- [DESCRIPTION OF THE TASK] Identify the lines bearing the string "Photometric" and gather them.
====
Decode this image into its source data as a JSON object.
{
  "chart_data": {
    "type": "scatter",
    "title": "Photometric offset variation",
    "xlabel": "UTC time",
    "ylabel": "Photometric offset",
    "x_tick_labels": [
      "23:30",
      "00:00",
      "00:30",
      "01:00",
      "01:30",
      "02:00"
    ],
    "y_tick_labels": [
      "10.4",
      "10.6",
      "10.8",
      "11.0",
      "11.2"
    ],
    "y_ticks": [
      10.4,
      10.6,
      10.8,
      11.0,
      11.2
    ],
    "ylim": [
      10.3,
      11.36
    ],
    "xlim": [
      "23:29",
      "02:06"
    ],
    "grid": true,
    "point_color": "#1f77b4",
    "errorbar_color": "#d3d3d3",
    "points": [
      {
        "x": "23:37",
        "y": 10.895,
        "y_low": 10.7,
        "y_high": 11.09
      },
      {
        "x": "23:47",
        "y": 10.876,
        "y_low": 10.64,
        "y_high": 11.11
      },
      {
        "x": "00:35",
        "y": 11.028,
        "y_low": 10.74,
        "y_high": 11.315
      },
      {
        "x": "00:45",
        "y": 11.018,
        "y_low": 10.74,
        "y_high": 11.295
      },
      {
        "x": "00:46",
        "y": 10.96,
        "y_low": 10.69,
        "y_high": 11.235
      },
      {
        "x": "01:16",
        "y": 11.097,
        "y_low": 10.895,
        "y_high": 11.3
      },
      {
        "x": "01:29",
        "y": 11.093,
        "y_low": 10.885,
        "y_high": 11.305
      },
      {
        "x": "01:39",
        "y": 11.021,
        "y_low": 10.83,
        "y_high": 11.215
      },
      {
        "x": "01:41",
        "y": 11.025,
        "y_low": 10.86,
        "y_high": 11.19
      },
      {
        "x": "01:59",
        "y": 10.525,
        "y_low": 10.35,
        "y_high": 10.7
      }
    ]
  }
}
====
- [ANSWER IN FULL]
    "title": "Photometric offset variation",
    "ylabel": "Photometric offset",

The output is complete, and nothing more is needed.